:: WRITTEN EXERCISE ::
Where a line holds the word "community", copy that line.

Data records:
--- begin ---
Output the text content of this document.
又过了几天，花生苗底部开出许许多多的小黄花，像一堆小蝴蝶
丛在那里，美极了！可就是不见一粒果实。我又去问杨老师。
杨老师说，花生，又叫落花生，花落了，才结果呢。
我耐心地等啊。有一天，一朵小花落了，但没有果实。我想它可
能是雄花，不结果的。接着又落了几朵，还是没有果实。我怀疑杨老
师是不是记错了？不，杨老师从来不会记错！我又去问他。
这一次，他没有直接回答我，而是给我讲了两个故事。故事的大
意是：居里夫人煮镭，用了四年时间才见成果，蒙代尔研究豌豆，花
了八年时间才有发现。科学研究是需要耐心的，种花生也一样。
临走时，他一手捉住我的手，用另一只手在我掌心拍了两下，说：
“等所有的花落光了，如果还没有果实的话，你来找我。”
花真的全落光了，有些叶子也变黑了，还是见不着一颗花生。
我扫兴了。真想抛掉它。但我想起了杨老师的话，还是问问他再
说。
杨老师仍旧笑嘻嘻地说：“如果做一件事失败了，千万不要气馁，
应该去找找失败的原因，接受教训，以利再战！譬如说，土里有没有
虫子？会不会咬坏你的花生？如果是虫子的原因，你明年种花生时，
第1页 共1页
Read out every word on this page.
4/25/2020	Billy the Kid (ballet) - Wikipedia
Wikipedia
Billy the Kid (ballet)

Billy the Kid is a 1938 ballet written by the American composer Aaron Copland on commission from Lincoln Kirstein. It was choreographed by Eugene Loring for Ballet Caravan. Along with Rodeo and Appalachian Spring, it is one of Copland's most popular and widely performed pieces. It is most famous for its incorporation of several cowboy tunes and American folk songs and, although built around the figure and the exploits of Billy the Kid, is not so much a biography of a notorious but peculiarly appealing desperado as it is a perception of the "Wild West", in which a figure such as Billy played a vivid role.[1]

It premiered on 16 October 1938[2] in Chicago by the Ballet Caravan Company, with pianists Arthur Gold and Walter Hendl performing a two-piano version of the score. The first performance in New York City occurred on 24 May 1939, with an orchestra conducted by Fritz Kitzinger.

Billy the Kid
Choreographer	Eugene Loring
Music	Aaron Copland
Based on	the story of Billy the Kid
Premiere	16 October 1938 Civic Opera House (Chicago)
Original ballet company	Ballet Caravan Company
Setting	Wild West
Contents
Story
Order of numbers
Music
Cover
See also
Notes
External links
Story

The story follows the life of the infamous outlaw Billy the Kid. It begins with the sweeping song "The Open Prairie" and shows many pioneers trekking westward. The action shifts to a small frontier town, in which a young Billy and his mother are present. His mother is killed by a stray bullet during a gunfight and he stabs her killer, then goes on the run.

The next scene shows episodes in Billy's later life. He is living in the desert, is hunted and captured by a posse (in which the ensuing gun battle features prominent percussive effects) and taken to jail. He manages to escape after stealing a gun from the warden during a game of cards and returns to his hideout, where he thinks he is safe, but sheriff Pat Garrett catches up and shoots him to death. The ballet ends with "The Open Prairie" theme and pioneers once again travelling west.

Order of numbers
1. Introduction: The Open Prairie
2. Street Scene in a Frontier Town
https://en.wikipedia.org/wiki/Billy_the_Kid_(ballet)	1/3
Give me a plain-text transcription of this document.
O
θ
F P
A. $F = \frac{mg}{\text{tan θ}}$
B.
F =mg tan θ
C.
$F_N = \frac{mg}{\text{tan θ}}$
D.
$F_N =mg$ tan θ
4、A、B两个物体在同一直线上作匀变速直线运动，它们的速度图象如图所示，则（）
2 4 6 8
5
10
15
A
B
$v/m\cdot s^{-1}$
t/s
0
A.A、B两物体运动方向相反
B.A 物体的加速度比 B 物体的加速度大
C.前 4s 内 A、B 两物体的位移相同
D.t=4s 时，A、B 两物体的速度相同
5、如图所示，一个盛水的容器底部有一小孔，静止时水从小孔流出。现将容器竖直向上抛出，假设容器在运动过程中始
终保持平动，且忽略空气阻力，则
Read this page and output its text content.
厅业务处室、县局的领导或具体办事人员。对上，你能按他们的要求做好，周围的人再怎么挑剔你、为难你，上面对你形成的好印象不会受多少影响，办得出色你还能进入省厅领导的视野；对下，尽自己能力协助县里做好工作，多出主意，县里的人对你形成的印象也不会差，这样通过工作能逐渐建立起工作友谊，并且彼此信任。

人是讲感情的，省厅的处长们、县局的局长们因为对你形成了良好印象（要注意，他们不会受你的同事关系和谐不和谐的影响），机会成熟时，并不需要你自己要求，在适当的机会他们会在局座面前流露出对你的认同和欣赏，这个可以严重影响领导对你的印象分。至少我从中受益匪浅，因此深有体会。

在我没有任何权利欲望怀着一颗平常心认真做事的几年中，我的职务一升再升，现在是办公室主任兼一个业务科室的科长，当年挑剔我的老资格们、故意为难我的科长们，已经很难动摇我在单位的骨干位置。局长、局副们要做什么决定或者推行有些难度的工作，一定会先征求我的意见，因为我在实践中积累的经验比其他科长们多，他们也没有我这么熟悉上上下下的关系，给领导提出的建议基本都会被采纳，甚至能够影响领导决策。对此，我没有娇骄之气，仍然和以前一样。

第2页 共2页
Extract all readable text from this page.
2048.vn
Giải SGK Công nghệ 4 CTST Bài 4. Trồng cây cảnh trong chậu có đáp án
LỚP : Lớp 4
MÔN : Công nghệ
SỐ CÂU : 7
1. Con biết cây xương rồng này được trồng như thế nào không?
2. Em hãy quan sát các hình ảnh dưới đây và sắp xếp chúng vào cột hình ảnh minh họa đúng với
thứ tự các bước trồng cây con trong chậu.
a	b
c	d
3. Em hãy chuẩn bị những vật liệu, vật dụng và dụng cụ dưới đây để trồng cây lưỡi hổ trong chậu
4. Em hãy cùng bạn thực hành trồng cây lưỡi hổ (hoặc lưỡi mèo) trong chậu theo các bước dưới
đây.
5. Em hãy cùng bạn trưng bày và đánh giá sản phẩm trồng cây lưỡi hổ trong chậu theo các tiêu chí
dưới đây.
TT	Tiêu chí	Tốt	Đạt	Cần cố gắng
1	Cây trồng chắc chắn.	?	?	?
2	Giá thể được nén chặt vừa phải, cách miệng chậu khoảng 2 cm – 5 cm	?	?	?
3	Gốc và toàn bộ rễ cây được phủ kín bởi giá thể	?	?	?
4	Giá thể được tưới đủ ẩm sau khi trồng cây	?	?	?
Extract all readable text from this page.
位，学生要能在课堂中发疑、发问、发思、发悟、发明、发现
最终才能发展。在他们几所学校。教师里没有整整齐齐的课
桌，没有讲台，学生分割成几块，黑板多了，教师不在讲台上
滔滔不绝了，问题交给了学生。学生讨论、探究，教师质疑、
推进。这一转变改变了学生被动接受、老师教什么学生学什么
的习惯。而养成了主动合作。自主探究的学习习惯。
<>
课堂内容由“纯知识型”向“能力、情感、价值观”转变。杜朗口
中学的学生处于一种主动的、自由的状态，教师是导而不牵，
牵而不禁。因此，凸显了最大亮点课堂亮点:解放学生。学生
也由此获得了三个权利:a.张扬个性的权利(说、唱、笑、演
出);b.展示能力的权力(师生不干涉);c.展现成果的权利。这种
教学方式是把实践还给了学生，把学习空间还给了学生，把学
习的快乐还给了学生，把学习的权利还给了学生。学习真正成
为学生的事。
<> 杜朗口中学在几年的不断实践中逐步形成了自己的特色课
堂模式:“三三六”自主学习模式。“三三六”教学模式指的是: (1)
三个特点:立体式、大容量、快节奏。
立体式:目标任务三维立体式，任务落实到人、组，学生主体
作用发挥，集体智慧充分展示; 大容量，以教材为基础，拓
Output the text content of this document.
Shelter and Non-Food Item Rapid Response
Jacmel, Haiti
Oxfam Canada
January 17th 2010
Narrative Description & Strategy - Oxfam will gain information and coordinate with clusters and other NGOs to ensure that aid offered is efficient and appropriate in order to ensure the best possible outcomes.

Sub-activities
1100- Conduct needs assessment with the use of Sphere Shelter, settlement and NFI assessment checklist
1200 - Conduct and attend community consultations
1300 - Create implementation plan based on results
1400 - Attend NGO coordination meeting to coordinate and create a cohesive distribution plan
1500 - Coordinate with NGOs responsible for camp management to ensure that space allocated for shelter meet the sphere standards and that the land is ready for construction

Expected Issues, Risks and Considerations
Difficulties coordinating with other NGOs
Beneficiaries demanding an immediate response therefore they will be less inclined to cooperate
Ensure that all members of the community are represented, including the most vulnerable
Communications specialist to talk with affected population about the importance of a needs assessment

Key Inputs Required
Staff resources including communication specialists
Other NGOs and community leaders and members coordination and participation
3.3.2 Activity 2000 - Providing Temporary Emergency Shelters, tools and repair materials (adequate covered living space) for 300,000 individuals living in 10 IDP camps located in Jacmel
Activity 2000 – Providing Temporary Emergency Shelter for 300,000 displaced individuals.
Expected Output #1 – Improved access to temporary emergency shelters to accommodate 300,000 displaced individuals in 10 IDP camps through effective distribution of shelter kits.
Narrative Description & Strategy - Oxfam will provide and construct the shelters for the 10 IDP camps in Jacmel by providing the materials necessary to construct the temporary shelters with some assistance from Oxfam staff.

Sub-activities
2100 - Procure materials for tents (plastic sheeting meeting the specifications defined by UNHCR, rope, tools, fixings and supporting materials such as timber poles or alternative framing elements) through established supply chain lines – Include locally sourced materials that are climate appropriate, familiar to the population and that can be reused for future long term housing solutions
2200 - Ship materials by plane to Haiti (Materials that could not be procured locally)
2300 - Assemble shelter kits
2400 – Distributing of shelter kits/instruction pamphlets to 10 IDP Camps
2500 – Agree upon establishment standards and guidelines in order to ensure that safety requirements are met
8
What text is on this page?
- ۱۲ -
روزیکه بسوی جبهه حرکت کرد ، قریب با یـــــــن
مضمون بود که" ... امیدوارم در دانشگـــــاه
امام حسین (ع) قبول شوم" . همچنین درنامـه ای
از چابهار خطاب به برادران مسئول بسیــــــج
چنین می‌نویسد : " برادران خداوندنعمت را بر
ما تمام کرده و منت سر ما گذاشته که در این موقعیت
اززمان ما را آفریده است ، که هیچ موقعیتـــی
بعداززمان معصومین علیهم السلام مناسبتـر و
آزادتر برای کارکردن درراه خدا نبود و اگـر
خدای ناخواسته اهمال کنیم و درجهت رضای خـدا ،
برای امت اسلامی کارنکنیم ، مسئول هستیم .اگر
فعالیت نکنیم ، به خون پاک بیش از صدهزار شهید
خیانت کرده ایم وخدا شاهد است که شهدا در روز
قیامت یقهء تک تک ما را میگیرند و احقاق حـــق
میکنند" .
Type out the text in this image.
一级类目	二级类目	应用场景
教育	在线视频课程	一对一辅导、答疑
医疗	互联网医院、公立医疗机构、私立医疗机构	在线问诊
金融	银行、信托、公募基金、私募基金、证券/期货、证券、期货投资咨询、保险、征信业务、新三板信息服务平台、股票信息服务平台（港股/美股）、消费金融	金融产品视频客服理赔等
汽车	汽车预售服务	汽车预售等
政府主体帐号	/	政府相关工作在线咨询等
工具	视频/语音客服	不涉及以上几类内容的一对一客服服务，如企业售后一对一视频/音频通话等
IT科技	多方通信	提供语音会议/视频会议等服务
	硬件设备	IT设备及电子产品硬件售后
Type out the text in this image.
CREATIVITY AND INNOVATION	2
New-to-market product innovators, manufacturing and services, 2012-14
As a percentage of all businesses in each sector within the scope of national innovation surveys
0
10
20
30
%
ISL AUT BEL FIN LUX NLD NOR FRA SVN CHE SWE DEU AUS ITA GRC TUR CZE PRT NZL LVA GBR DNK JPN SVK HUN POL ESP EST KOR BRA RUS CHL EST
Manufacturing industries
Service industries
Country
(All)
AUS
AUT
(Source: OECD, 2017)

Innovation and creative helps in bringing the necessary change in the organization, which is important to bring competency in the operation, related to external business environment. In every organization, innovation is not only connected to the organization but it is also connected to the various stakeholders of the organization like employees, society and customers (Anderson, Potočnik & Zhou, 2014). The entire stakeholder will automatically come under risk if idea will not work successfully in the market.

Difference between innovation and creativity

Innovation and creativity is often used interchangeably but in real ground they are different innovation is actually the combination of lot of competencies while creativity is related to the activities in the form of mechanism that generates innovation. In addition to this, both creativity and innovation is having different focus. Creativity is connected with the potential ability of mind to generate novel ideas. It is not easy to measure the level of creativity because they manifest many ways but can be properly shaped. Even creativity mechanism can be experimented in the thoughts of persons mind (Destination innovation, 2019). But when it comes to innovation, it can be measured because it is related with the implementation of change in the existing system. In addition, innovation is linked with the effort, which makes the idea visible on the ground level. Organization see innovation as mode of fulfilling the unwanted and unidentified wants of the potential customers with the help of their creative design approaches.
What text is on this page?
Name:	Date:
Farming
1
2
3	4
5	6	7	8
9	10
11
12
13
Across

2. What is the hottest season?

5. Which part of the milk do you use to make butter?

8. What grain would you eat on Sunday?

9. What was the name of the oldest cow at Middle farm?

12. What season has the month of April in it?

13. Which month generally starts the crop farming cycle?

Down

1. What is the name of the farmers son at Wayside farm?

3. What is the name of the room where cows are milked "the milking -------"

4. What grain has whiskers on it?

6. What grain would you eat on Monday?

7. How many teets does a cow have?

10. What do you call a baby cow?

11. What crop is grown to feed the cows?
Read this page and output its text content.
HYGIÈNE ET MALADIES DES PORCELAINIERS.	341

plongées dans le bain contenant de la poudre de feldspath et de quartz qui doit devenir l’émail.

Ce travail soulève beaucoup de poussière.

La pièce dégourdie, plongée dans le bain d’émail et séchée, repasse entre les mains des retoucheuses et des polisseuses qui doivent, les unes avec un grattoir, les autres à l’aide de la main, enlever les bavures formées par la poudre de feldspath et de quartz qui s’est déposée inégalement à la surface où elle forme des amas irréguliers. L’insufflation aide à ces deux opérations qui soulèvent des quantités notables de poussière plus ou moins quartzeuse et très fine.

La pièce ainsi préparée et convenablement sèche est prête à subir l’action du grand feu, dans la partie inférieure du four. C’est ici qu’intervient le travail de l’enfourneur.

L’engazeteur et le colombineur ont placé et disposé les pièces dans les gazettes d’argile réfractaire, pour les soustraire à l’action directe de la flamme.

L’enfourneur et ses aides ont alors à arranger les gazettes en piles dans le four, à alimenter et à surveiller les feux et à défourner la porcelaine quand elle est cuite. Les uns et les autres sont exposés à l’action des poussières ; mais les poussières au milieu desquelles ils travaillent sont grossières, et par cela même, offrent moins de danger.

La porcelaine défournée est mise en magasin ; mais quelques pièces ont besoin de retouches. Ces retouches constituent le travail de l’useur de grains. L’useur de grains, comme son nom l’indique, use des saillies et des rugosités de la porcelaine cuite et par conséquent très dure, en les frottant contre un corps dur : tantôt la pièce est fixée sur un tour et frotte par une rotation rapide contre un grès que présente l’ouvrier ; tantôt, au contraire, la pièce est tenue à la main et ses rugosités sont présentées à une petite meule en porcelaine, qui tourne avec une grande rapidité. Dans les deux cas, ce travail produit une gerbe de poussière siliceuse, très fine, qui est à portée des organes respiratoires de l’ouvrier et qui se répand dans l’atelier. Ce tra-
--- end ---
:: CORRECT RESPONSE ::
1200 - Conduct and attend community consultations
Ensure that all members of the community are represented, including the most vulnerable
Other NGOs and community leaders and members coordination and participation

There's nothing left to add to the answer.